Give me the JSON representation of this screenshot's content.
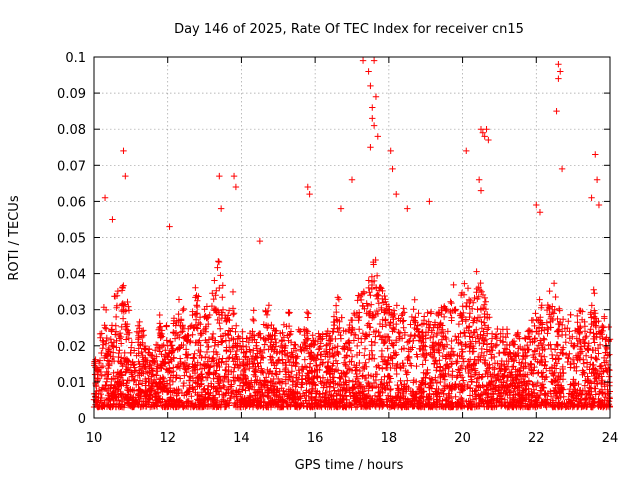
{
  "chart_data": {
    "type": "scatter",
    "title": "Day 146 of 2025, Rate Of TEC Index for receiver cn15",
    "xlabel": "GPS time / hours",
    "ylabel": "ROTI / TECUs",
    "xlim": [
      10,
      24
    ],
    "ylim": [
      0,
      0.1
    ],
    "grid": true,
    "marker": "+",
    "color": "#ff0000",
    "x_ticks": [
      10,
      12,
      14,
      16,
      18,
      20,
      22,
      24
    ],
    "x_tick_labels": [
      "10",
      "12",
      "14",
      "16",
      "18",
      "20",
      "22",
      "24"
    ],
    "y_ticks": [
      0,
      0.01,
      0.02,
      0.03,
      0.04,
      0.05,
      0.06,
      0.07,
      0.08,
      0.09,
      0.1
    ],
    "y_tick_labels": [
      "0",
      "0.01",
      "0.02",
      "0.03",
      "0.04",
      "0.05",
      "0.06",
      "0.07",
      "0.08",
      "0.09",
      "0.1"
    ],
    "series": [
      {
        "name": "ROTI",
        "x": [
          10.1,
          10.2,
          10.3,
          10.4,
          10.5,
          10.6,
          10.7,
          10.8,
          10.9,
          11.0,
          11.1,
          11.2,
          11.3,
          11.4,
          11.5,
          11.6,
          11.7,
          11.8,
          11.9,
          12.0,
          12.1,
          12.2,
          12.3,
          12.4,
          12.5,
          12.6,
          12.7,
          12.8,
          12.9,
          13.0,
          13.1,
          13.2,
          13.3,
          13.4,
          13.5,
          13.6,
          13.7,
          13.8,
          13.9,
          14.0,
          14.1,
          14.2,
          14.3,
          14.4,
          14.5,
          14.6,
          14.7,
          14.8,
          14.9,
          15.0,
          15.1,
          15.2,
          15.3,
          15.4,
          15.5,
          15.6,
          15.7,
          15.8,
          15.9,
          16.0,
          16.1,
          16.2,
          16.3,
          16.4,
          16.5,
          16.6,
          16.7,
          16.8,
          16.9,
          17.0,
          17.1,
          17.2,
          17.3,
          17.4,
          17.5,
          17.6,
          17.7,
          17.8,
          17.9,
          18.0,
          18.1,
          18.2,
          18.3,
          18.4,
          18.5,
          18.6,
          18.7,
          18.8,
          18.9,
          19.0,
          19.1,
          19.2,
          19.3,
          19.4,
          19.5,
          19.6,
          19.7,
          19.8,
          19.9,
          20.0,
          20.1,
          20.2,
          20.3,
          20.4,
          20.5,
          20.6,
          20.7,
          20.8,
          20.9,
          21.0,
          21.1,
          21.2,
          21.3,
          21.4,
          21.5,
          21.6,
          21.7,
          21.8,
          21.9,
          22.0,
          22.1,
          22.2,
          22.3,
          22.4,
          22.5,
          22.6,
          22.7,
          22.8,
          22.9,
          23.0,
          23.1,
          23.2,
          23.3,
          23.4,
          23.5,
          23.6,
          23.7,
          23.8,
          23.9,
          10.3,
          10.5,
          10.8,
          10.85,
          12.05,
          13.4,
          13.45,
          13.8,
          13.85,
          14.5,
          15.8,
          15.85,
          16.7,
          17.0,
          17.3,
          17.45,
          17.5,
          17.55,
          17.6,
          17.65,
          17.7,
          17.55,
          17.6,
          17.5,
          18.05,
          18.1,
          18.2,
          18.5,
          19.1,
          20.1,
          20.5,
          20.55,
          20.6,
          20.65,
          20.7,
          20.45,
          20.5,
          22.0,
          22.1,
          22.55,
          22.6,
          22.65,
          22.6,
          22.7,
          23.5,
          23.6,
          23.65,
          23.7
        ],
        "y": [
          0.012,
          0.018,
          0.025,
          0.015,
          0.02,
          0.028,
          0.022,
          0.03,
          0.026,
          0.018,
          0.014,
          0.021,
          0.024,
          0.016,
          0.019,
          0.013,
          0.017,
          0.023,
          0.015,
          0.02,
          0.018,
          0.022,
          0.027,
          0.024,
          0.019,
          0.021,
          0.025,
          0.029,
          0.023,
          0.028,
          0.026,
          0.031,
          0.034,
          0.036,
          0.03,
          0.027,
          0.024,
          0.029,
          0.022,
          0.019,
          0.017,
          0.021,
          0.024,
          0.02,
          0.018,
          0.022,
          0.025,
          0.021,
          0.019,
          0.016,
          0.018,
          0.02,
          0.023,
          0.017,
          0.015,
          0.019,
          0.021,
          0.024,
          0.018,
          0.016,
          0.019,
          0.022,
          0.02,
          0.018,
          0.024,
          0.027,
          0.022,
          0.019,
          0.021,
          0.025,
          0.023,
          0.028,
          0.031,
          0.029,
          0.034,
          0.038,
          0.033,
          0.03,
          0.027,
          0.029,
          0.024,
          0.026,
          0.022,
          0.025,
          0.021,
          0.023,
          0.027,
          0.024,
          0.02,
          0.022,
          0.025,
          0.021,
          0.023,
          0.026,
          0.028,
          0.024,
          0.027,
          0.03,
          0.026,
          0.028,
          0.031,
          0.029,
          0.027,
          0.033,
          0.03,
          0.028,
          0.025,
          0.022,
          0.02,
          0.018,
          0.021,
          0.019,
          0.017,
          0.016,
          0.018,
          0.015,
          0.017,
          0.019,
          0.021,
          0.024,
          0.027,
          0.022,
          0.025,
          0.028,
          0.03,
          0.026,
          0.023,
          0.021,
          0.024,
          0.02,
          0.022,
          0.025,
          0.021,
          0.019,
          0.026,
          0.029,
          0.024,
          0.022,
          0.02,
          0.061,
          0.055,
          0.074,
          0.067,
          0.053,
          0.067,
          0.058,
          0.067,
          0.064,
          0.049,
          0.064,
          0.062,
          0.058,
          0.066,
          0.099,
          0.096,
          0.092,
          0.086,
          0.099,
          0.089,
          0.078,
          0.083,
          0.081,
          0.075,
          0.074,
          0.069,
          0.062,
          0.058,
          0.06,
          0.074,
          0.08,
          0.079,
          0.078,
          0.08,
          0.077,
          0.066,
          0.063,
          0.059,
          0.057,
          0.085,
          0.098,
          0.096,
          0.094,
          0.069,
          0.061,
          0.073,
          0.066,
          0.059
        ]
      }
    ]
  }
}
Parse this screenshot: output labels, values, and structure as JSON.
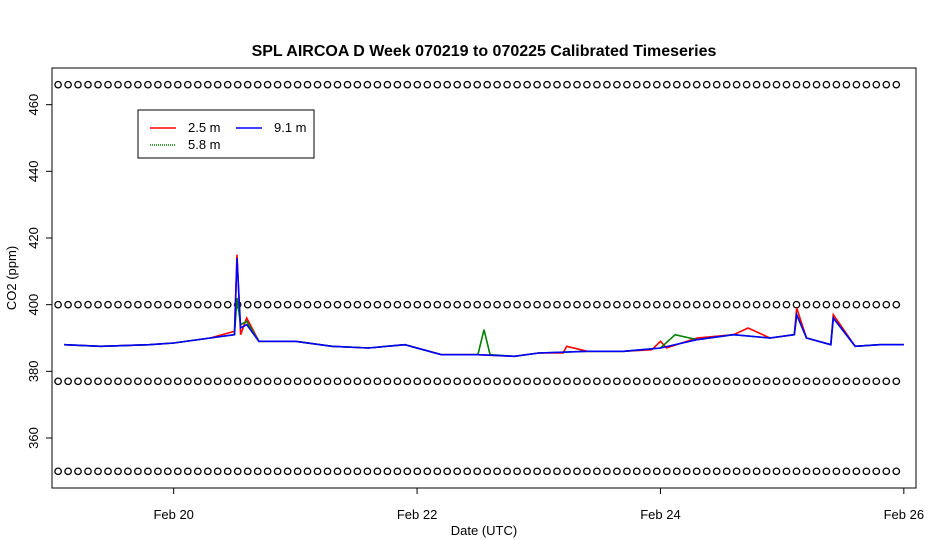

[Exercise]
Copy all lines in the listing above where the string "screenshot" appears.

[Answer to this task]
Give me the JSON representation of this screenshot's content.
Parse this screenshot: output labels, values, and structure as JSON.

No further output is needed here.